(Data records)

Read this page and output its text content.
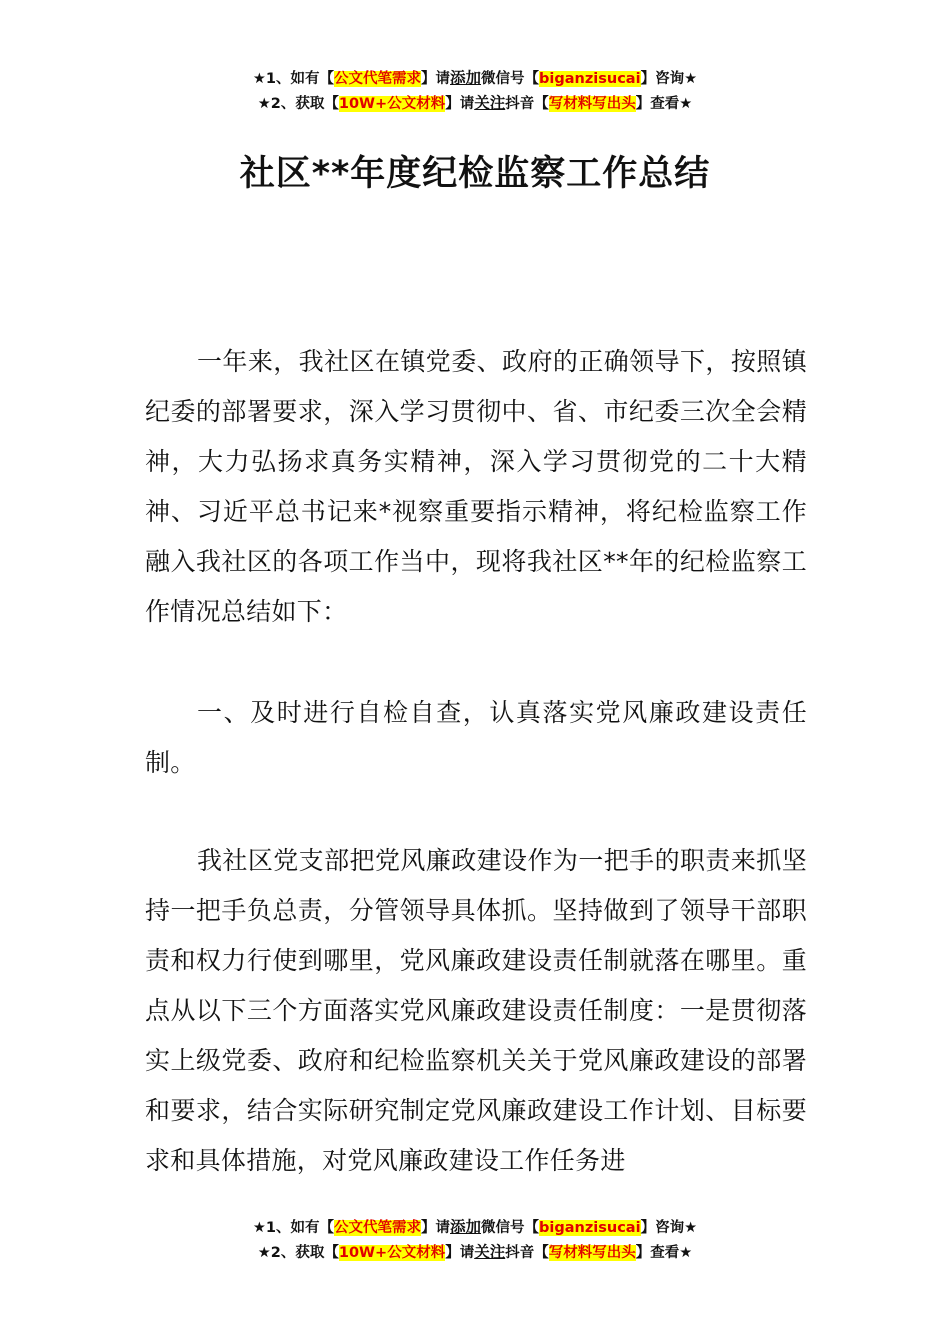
★1、如有【公文代笔需求】请添加微信号【biganzisucai】咨询★
★2、获取【10W+公文材料】请关注抖音【写材料写出头】查看★
社区**年度纪检监察工作总结
一年来，我社区在镇党委、政府的正确领导下，按照镇纪委的部署要求，深入学习贯彻中、省、市纪委三次全会精神，大力弘扬求真务实精神，深入学习贯彻党的二十大精神、习近平总书记来*视察重要指示精神，将纪检监察工作融入我社区的各项工作当中，现将我社区**年的纪检监察工作情况总结如下：
一、及时进行自检自查，认真落实党风廉政建设责任制。
我社区党支部把党风廉政建设作为一把手的职责来抓坚持一把手负总责，分管领导具体抓。坚持做到了领导干部职责和权力行使到哪里，党风廉政建设责任制就落在哪里。重点从以下三个方面落实党风廉政建设责任制度：一是贯彻落实上级党委、政府和纪检监察机关关于党风廉政建设的部署和要求，结合实际研究制定党风廉政建设工作计划、目标要求和具体措施，对党风廉政建设工作任务进
★1、如有【公文代笔需求】请添加微信号【biganzisucai】咨询★
★2、获取【10W+公文材料】请关注抖音【写材料写出头】查看★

> SHORT PROBLEM
Go through the data above and transcribe it in full, omitting any image.

> WORKED SOLUTION
Read this page and output its text content.
★1、如有【公文代笔需求】请添加微信号【biganzisucai】咨询★
★2、获取【10W+公文材料】请关注抖音【写材料写出头】查看★
社区**年度纪检监察工作总结
一年来，我社区在镇党委、政府的正确领导下，按照镇纪委的部署要求，深入学习贯彻中、省、市纪委三次全会精神，大力弘扬求真务实精神，深入学习贯彻党的二十大精神、习近平总书记来*视察重要指示精神，将纪检监察工作融入我社区的各项工作当中，现将我社区**年的纪检监察工作情况总结如下：
一、及时进行自检自查，认真落实党风廉政建设责任制。
我社区党支部把党风廉政建设作为一把手的职责来抓坚持一把手负总责，分管领导具体抓。坚持做到了领导干部职责和权力行使到哪里，党风廉政建设责任制就落在哪里。重点从以下三个方面落实党风廉政建设责任制度：一是贯彻落实上级党委、政府和纪检监察机关关于党风廉政建设的部署和要求，结合实际研究制定党风廉政建设工作计划、目标要求和具体措施，对党风廉政建设工作任务进
★1、如有【公文代笔需求】请添加微信号【biganzisucai】咨询★
★2、获取【10W+公文材料】请关注抖音【写材料写出头】查看★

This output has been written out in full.